> Problem to work on
Quote the material verbatim from its first line down to and including the line that contains "person-head <box>319 212 328 221</box>".

> Task data
--*--
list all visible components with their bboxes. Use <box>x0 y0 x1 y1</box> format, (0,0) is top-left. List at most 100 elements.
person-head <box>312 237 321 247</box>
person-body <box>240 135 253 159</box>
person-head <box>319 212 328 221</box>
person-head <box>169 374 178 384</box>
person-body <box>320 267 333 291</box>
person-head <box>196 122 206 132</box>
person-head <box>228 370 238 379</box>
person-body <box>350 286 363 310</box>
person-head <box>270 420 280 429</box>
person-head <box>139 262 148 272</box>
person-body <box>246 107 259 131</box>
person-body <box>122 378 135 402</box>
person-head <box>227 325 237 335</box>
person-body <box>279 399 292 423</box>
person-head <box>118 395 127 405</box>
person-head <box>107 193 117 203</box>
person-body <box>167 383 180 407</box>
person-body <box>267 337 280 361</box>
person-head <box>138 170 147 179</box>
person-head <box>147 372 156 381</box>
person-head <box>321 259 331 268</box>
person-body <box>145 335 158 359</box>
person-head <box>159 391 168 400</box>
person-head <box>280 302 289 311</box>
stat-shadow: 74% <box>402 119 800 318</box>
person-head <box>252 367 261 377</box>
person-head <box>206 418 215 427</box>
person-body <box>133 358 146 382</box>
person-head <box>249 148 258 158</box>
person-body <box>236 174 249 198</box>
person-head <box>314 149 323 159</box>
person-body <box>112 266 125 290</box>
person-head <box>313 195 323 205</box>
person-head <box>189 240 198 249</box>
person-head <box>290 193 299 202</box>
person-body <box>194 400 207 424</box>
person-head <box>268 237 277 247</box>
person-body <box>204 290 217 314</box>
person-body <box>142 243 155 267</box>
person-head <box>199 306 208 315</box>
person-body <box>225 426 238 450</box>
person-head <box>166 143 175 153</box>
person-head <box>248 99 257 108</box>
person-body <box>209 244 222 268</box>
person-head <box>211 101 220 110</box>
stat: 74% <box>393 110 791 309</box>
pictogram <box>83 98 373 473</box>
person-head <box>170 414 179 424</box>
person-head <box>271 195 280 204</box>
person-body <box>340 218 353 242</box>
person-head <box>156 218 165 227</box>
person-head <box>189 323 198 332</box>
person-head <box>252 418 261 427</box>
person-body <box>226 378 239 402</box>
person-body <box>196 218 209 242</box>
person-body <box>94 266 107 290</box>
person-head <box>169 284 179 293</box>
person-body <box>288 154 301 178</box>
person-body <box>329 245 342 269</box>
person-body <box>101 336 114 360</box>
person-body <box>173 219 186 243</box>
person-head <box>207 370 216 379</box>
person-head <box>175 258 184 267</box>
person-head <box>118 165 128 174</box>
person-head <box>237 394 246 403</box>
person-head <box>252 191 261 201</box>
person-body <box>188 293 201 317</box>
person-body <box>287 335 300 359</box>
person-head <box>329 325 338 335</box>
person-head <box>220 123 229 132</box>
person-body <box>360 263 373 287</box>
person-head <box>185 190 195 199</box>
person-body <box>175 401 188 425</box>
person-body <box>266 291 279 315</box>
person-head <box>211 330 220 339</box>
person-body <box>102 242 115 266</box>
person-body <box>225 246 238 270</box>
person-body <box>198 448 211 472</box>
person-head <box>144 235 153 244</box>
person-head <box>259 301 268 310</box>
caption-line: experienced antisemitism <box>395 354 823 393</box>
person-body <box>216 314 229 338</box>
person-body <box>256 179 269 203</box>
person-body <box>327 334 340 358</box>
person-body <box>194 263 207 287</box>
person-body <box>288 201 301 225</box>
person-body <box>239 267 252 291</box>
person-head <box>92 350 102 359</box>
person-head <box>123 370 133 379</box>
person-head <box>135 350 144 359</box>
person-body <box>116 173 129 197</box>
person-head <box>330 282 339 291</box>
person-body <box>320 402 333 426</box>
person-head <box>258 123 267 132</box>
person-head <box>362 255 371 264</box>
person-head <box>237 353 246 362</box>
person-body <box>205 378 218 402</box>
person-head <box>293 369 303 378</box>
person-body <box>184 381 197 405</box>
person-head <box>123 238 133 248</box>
--*--
> Written answer
list all visible components with their bboxes. Use <box>x0 y0 x1 y1</box> format, (0,0) is top-left. List at most 100 elements.
person-head <box>312 237 321 247</box>
person-body <box>240 135 253 159</box>
person-head <box>319 212 328 221</box>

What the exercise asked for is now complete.